Page

DIY Food Recipe

I've been getting ready to make my first batch of diy reef food for a while now. The latest thing I'm worried about is having enough food for the corals (lps and sps). The basic ingredient list so far includes a basic mixture of fresh or frozen seafood (shrimp, etc.), nori green and red, cyclop eeze, and selcon.

What else should I add for good coral growth? I was thinking adding something like coral frenzy or something.

Anyone have any suggestions?
 
I know that some people put in items for corals to feed on. Considering that most corals typically feed when lights are out, would we be better to add these at night if we are interested in feeding our corals?

I believe that any daytime feeding corals will find benefits from most basic food mixes because there will typically be some particles that are smaller.

This is just an unsubstaniated opinion - any feedback from those who have experience either way?

I usually will clean trout that I catch in the gulf and save the roe...
I do the same thing they do with putting it into a freezer bag and laying it sideways inside the freezer.. usually about an 1/8 inch layer that I can just break a little peice off once a week or so... I will add this at night after the lights are off jsut before I go to bed. I do not use any kind of binder or additional water.. no grinding neccessary. It pretty much melts as soon as it hits teh water and you can see the individual eggs dispearse all over the tank. You can do the same thing with any fish that has roe freshwater included.
 
Our biggest Charlotte oriental grocery has several different types of dried seaweeds. Anyone know which ones or combinations are best to use, or is there really much difference?
 
Yes, there is a difference. You want unroasted Nori. roasted Nori has most of the beneficial nutrients cooked out of it. Most of the time you will only find unroasted nori at an Asian marketplace. I could only find it in a pack of 100 sheet but it was still like $12.

Extracted entries
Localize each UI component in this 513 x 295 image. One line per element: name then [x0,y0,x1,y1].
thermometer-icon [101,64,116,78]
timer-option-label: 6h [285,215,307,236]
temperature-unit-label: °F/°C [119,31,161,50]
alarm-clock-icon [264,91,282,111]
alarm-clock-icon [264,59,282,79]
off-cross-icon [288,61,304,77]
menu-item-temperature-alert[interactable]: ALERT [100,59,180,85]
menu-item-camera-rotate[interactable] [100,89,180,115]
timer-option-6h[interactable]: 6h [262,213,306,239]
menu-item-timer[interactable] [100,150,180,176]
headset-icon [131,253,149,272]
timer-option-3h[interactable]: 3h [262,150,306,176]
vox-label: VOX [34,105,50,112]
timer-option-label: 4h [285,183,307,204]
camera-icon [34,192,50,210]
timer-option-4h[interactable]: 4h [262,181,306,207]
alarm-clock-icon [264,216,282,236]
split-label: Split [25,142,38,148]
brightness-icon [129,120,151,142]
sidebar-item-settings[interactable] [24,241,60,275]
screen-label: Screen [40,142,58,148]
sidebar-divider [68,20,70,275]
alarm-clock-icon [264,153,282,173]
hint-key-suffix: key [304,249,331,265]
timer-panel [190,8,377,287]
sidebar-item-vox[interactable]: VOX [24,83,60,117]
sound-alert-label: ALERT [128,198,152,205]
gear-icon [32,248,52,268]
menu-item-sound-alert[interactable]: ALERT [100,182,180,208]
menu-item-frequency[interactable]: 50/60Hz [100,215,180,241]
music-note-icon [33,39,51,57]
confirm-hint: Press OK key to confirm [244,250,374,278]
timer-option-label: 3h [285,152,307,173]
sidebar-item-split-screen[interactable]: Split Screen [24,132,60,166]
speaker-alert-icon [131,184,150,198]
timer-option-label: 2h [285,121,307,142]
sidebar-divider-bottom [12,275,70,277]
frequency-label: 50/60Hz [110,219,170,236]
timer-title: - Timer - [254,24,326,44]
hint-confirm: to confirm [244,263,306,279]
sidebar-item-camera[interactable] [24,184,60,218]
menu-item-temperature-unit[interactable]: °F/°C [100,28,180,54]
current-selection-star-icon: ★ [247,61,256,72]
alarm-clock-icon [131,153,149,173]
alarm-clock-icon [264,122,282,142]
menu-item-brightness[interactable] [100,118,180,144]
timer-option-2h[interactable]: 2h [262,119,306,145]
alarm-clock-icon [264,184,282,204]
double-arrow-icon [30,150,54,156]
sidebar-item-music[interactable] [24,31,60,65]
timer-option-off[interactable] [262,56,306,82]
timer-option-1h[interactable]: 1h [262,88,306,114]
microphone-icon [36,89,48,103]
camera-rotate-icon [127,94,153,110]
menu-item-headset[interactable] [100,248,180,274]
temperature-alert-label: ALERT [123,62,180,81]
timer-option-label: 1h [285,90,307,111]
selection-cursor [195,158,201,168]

Stated task
Echo the DIY reef food recipe discussion back word for word, in full.

Worked answer
DIY Food Recipe

I've been getting ready to make my first batch of diy reef food for a while now. The latest thing I'm worried about is having enough food for the corals (lps and sps). The basic ingredient list so far includes a basic mixture of fresh or frozen seafood (shrimp, etc.), nori green and red, cyclop eeze, and selcon.

What else should I add for good coral growth? I was thinking adding something like coral frenzy or something.

Anyone have any suggestions?
 
I know that some people put in items for corals to feed on. Considering that most corals typically feed when lights are out, would we be better to add these at night if we are interested in feeding our corals?

I believe that any daytime feeding corals will find benefits from most basic food mixes because there will typically be some particles that are smaller.

This is just an unsubstaniated opinion - any feedback from those who have experience either way?

I usually will clean trout that I catch in the gulf and save the roe...
I do the same thing they do with putting it into a freezer bag and laying it sideways inside the freezer.. usually about an 1/8 inch layer that I can just break a little peice off once a week or so... I will add this at night after the lights are off jsut before I go to bed. I do not use any kind of binder or additional water.. no grinding neccessary. It pretty much melts as soon as it hits teh water and you can see the individual eggs dispearse all over the tank. You can do the same thing with any fish that has roe freshwater included.
 
Our biggest Charlotte oriental grocery has several different types of dried seaweeds. Anyone know which ones or combinations are best to use, or is there really much difference?
 
Yes, there is a difference. You want unroasted Nori. roasted Nori has most of the beneficial nutrients cooked out of it. Most of the time you will only find unroasted nori at an Asian marketplace. I could only find it in a pack of 100 sheet but it was still like $12.